> [Task objective] Lines containing the word "Groups" are to be located and copied.

> [Lines of data]

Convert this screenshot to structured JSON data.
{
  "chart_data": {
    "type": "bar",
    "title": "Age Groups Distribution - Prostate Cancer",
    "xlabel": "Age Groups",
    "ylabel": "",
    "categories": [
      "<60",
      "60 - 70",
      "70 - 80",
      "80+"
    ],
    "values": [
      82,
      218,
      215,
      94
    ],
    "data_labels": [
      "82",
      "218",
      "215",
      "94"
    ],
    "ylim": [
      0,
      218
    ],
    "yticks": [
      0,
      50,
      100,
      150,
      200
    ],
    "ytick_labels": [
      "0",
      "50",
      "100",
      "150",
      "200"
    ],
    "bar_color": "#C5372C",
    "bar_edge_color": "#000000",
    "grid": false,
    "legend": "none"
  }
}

> [Result for this exercise]
    "title": "Age Groups Distribution - Prostate Cancer",
    "xlabel": "Age Groups",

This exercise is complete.